Extracted records:
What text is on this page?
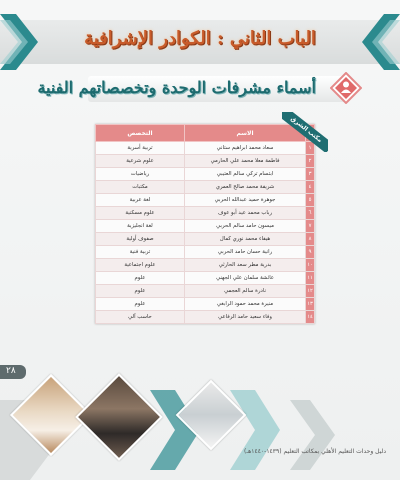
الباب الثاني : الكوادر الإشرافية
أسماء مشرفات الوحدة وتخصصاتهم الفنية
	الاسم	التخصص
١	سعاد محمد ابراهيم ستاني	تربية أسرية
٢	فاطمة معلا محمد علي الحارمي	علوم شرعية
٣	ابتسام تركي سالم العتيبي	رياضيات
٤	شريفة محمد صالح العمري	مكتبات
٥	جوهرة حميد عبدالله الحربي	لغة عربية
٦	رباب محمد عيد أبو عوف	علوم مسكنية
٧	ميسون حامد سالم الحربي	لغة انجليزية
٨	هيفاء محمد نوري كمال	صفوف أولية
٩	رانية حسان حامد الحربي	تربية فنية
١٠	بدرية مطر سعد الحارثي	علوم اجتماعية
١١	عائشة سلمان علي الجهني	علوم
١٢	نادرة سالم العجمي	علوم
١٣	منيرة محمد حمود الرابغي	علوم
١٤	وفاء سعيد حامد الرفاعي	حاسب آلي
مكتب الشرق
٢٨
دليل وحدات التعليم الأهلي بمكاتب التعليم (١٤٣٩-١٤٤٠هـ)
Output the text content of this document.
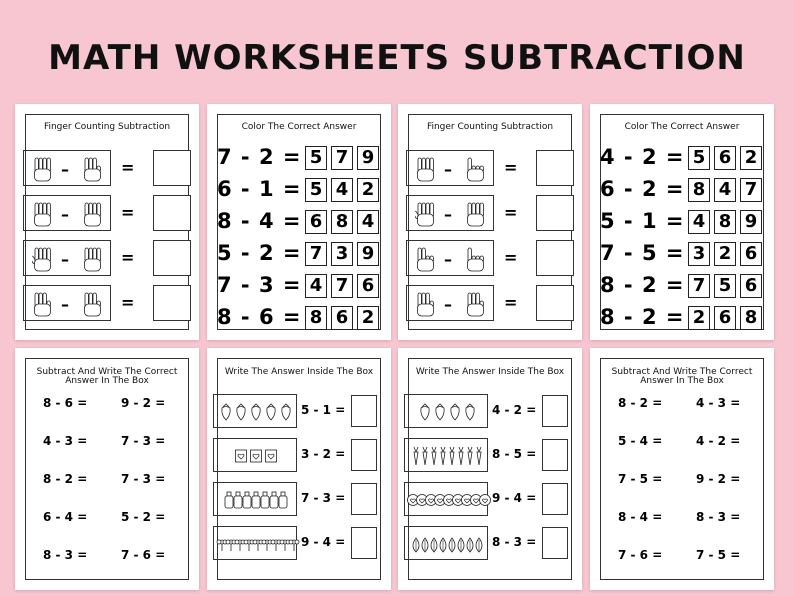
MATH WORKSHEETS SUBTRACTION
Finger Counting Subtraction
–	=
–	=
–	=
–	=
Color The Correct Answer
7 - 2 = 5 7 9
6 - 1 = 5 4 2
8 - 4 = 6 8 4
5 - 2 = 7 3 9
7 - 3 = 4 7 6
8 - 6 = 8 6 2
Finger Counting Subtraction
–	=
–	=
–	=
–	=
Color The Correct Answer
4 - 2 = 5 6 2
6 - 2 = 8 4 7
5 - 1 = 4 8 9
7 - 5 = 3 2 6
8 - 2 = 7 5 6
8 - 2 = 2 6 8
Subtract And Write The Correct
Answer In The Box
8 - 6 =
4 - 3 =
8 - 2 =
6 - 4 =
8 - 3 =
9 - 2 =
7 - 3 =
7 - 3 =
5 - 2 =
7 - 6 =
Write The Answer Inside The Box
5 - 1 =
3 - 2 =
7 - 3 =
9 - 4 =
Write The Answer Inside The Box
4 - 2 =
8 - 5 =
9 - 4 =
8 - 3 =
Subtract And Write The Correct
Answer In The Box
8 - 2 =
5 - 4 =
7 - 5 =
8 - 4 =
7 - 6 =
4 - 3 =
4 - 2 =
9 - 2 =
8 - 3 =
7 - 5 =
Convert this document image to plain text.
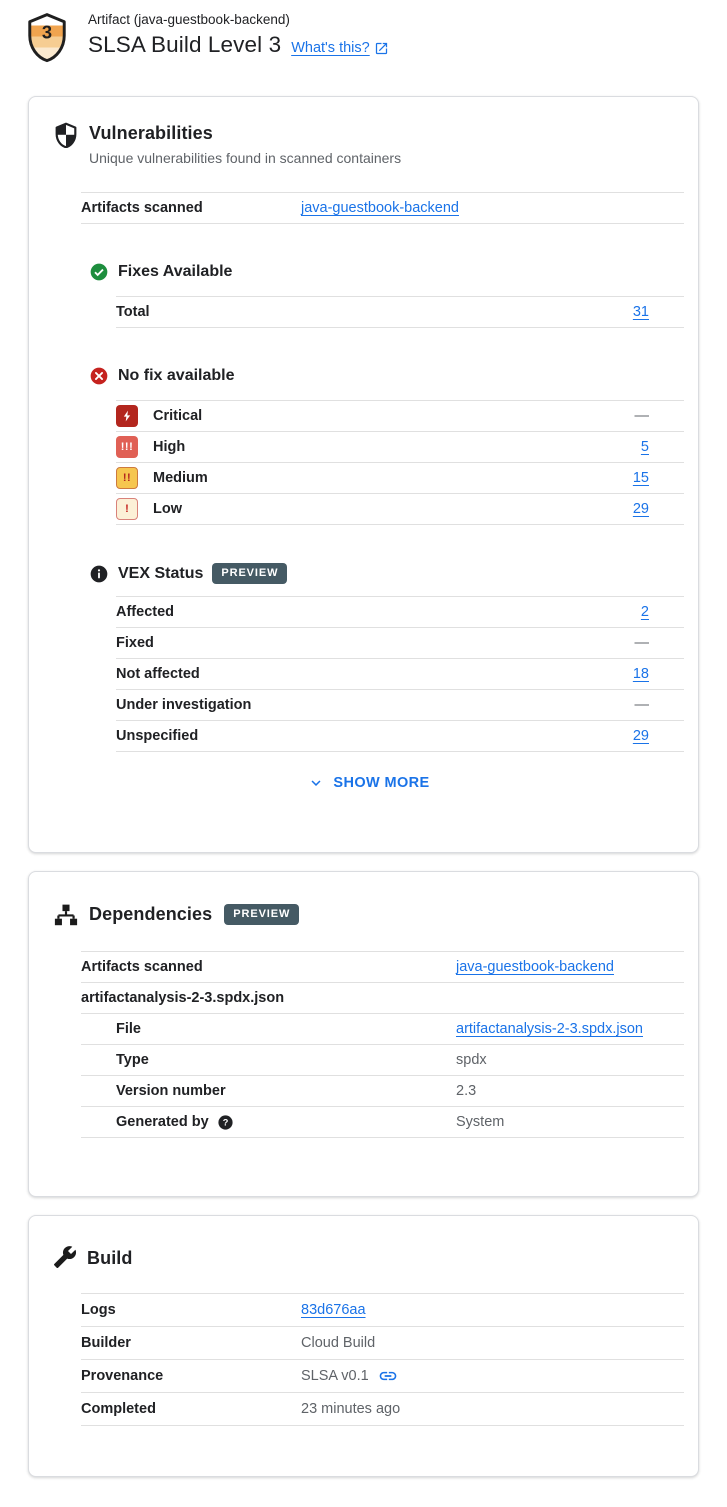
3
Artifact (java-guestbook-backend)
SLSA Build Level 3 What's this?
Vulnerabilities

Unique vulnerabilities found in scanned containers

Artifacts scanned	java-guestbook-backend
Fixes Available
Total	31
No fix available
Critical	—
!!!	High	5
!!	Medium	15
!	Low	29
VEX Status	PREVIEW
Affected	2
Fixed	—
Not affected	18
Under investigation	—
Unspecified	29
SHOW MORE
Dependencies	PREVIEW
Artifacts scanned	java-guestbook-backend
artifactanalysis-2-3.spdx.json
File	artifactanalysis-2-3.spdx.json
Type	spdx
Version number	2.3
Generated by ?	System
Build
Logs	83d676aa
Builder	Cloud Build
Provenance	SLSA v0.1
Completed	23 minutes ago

Given task: In the data above, find the line with "Convert this document image to plain text." and repeat it and every line after it through the end, exactly; leave the pictures out.

Correct response:
Convert this document image to plain text.
3
Artifact (java-guestbook-backend)
SLSA Build Level 3 What's this?
Vulnerabilities

Unique vulnerabilities found in scanned containers

Artifacts scanned	java-guestbook-backend
Fixes Available
Total	31
No fix available
Critical	—
!!!	High	5
!!	Medium	15
!	Low	29
VEX Status	PREVIEW
Affected	2
Fixed	—
Not affected	18
Under investigation	—
Unspecified	29
SHOW MORE
Dependencies	PREVIEW
Artifacts scanned	java-guestbook-backend
artifactanalysis-2-3.spdx.json
File	artifactanalysis-2-3.spdx.json
Type	spdx
Version number	2.3
Generated by ?	System
Build
Logs	83d676aa
Builder	Cloud Build
Provenance	SLSA v0.1
Completed	23 minutes ago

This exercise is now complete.